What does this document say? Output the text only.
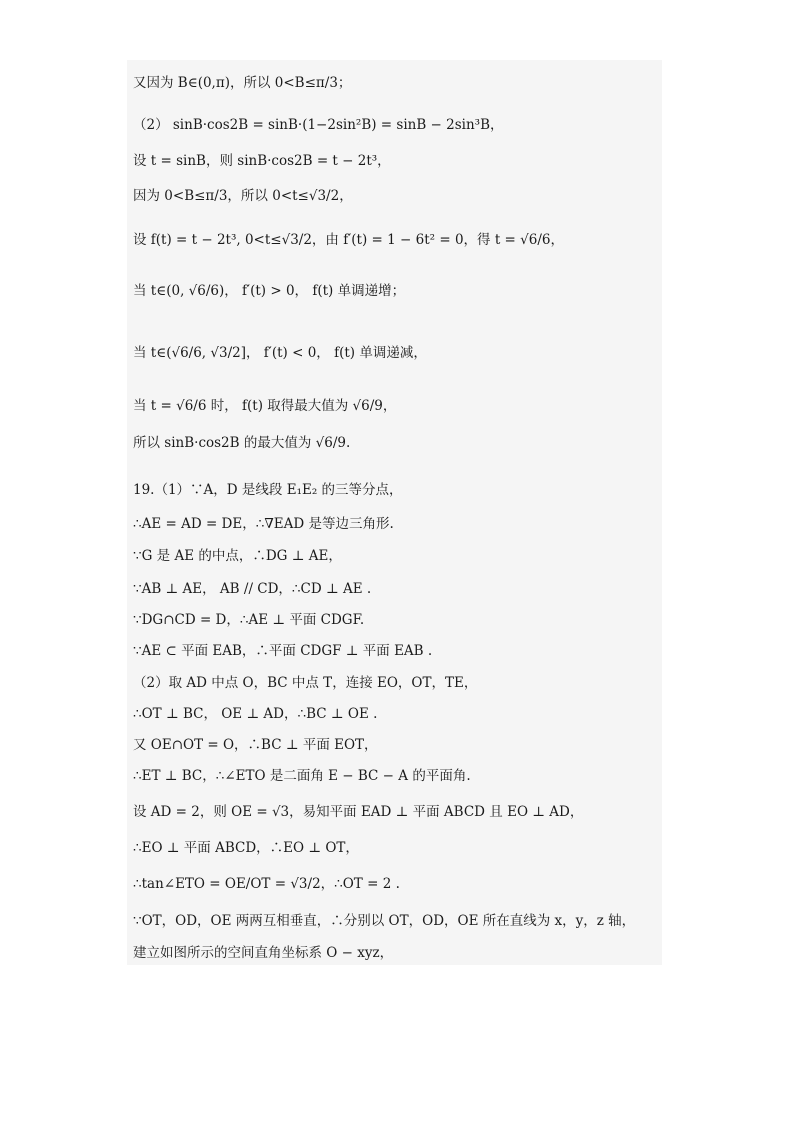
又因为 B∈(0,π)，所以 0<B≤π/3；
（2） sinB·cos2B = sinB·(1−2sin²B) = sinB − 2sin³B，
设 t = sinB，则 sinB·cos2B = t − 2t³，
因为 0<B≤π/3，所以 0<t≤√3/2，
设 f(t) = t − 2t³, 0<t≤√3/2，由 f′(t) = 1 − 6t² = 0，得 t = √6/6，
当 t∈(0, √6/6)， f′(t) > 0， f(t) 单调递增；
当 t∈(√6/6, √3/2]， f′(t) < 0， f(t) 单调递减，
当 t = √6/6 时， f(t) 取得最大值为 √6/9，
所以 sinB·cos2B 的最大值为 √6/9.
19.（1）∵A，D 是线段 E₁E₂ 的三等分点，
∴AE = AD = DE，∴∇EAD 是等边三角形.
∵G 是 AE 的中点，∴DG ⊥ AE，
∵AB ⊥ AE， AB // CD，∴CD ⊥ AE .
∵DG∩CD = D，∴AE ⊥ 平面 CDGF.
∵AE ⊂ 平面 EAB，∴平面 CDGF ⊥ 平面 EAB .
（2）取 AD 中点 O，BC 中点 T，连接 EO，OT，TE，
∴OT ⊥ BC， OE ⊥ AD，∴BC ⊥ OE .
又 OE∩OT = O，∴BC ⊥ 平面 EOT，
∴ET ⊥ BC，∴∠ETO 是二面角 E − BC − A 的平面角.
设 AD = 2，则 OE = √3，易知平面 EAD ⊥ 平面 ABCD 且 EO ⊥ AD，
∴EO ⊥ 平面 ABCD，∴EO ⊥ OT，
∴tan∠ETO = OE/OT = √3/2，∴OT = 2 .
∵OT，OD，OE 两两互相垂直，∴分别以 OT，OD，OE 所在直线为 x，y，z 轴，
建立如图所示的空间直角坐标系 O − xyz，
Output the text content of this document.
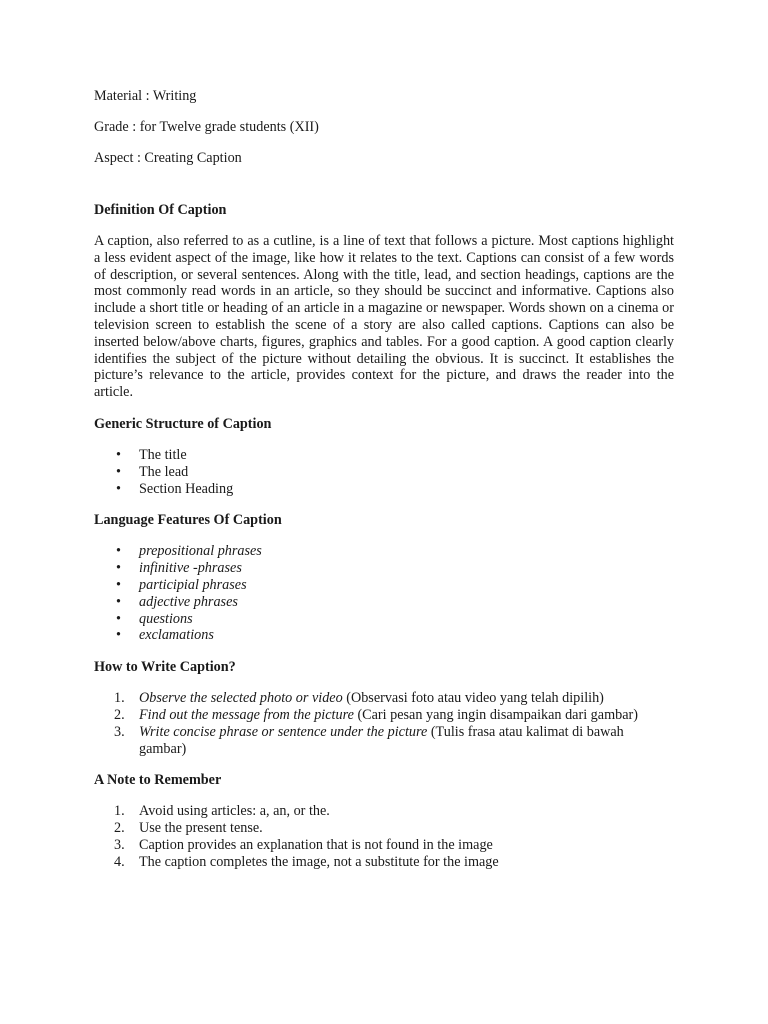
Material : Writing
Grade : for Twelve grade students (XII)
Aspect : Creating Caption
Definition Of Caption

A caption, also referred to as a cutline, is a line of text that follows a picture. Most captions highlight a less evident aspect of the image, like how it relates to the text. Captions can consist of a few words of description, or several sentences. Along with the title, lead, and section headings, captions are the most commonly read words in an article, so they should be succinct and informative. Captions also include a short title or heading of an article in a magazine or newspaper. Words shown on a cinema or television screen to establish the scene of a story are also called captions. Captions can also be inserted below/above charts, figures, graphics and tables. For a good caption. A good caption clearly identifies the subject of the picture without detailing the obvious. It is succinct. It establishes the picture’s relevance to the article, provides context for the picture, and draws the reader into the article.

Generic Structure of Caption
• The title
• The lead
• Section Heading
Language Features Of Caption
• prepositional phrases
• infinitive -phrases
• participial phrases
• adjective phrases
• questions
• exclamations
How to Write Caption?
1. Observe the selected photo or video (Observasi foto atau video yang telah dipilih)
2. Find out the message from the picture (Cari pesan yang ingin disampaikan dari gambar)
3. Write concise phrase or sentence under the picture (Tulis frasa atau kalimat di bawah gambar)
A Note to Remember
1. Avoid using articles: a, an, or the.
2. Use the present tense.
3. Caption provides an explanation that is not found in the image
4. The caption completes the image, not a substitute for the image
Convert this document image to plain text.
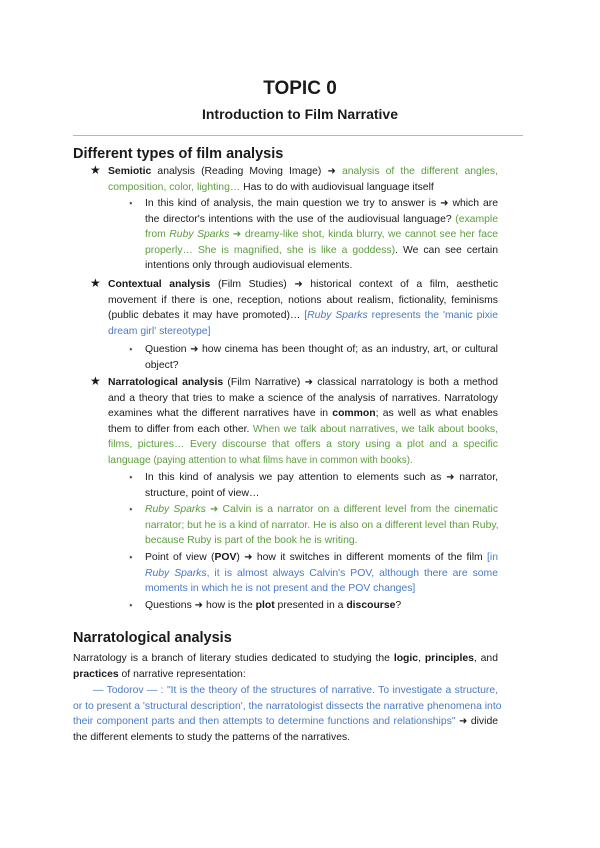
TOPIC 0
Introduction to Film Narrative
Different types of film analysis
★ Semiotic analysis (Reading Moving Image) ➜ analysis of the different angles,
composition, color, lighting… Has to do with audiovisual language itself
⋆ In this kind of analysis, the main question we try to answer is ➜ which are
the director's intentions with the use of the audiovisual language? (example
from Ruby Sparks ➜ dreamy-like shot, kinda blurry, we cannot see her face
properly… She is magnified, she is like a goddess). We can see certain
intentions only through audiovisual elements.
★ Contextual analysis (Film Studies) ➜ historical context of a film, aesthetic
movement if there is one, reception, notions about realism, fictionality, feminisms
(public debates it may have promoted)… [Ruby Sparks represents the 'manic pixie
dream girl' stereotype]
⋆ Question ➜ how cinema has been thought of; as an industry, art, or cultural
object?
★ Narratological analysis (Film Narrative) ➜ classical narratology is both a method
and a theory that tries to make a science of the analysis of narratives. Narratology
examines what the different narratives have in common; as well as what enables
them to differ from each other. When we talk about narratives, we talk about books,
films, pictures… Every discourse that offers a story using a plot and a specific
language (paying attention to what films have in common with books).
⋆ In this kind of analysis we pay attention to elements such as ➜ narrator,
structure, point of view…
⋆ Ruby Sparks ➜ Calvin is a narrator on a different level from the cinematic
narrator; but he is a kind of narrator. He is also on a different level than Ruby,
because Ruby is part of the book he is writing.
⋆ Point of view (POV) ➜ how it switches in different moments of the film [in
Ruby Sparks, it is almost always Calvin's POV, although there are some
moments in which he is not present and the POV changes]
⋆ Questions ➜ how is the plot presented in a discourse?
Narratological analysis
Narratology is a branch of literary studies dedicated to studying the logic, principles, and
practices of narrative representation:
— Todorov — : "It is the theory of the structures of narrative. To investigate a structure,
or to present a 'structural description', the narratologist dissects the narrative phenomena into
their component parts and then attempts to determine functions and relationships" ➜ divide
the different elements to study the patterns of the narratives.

==

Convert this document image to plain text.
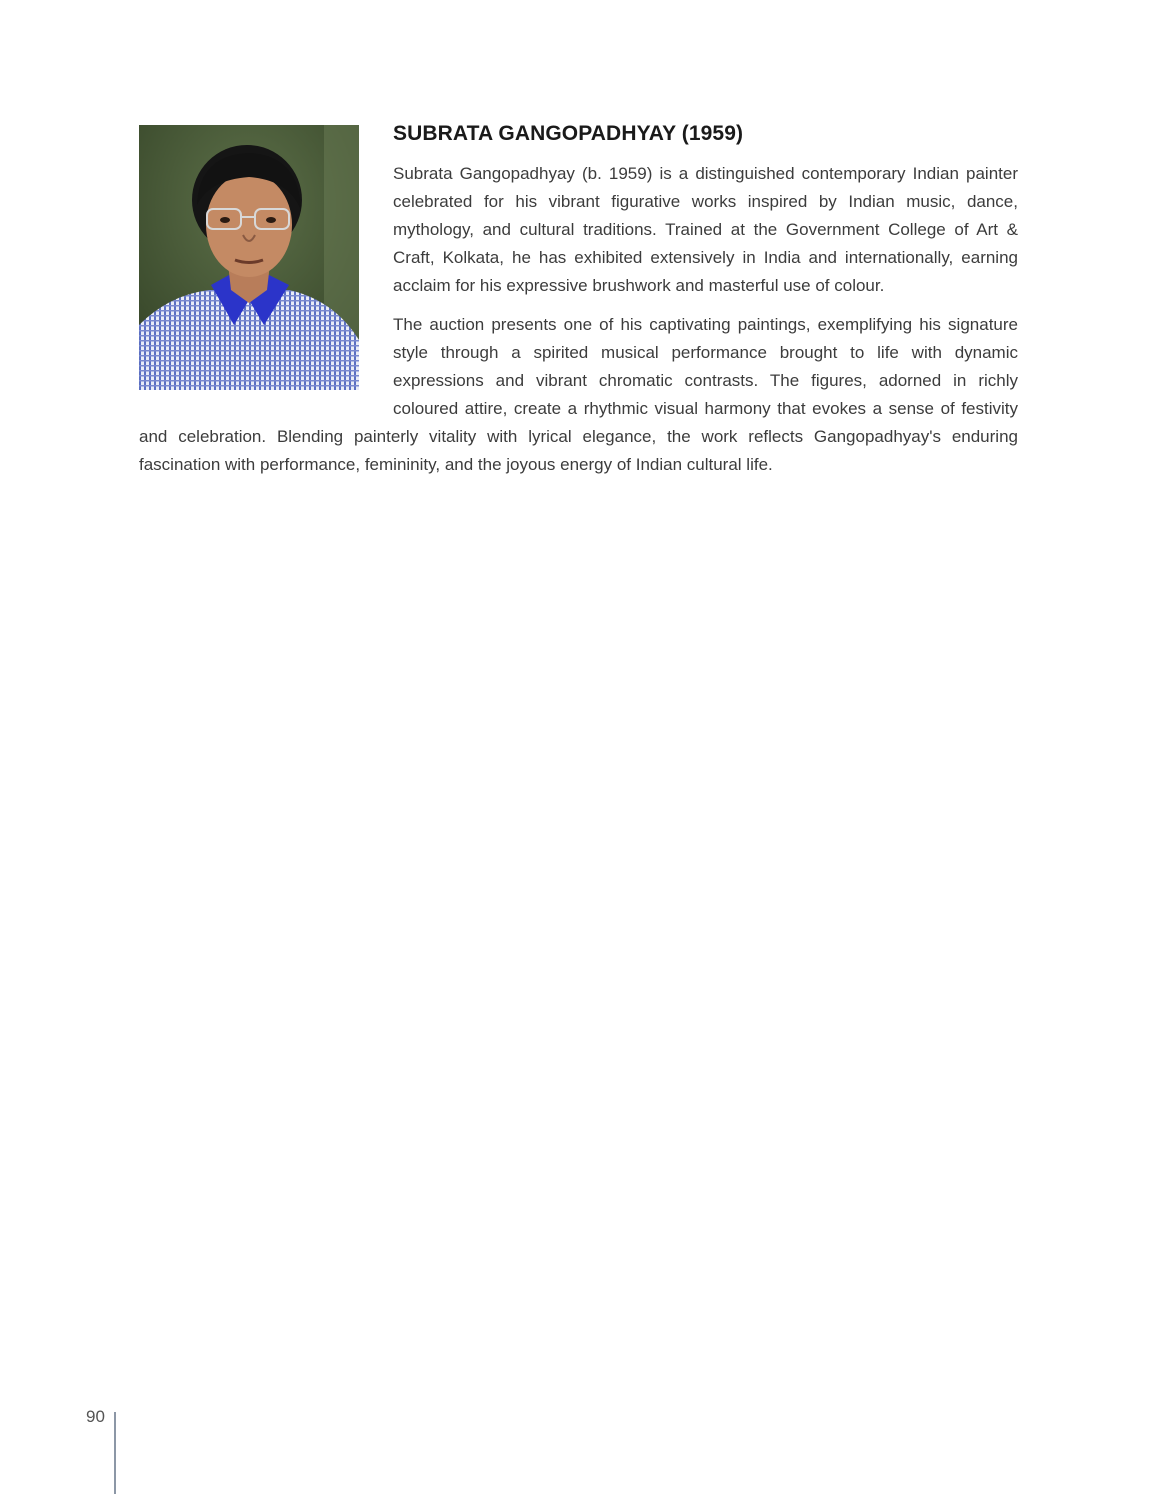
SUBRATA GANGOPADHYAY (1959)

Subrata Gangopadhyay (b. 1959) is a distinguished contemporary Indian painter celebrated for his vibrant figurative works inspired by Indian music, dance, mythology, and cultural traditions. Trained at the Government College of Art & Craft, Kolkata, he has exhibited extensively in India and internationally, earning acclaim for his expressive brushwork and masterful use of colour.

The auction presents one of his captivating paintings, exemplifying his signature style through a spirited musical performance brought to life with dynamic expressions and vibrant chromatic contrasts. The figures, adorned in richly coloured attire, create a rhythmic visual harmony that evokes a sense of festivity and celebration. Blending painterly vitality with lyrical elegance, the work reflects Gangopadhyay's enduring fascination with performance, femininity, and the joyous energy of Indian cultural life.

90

> **INSTRUCTIONS FOR THE TASK**
Tally the lines in the entries above that hold the word "which". Reply with nothing but that count.

> **FINISHED TASK**
2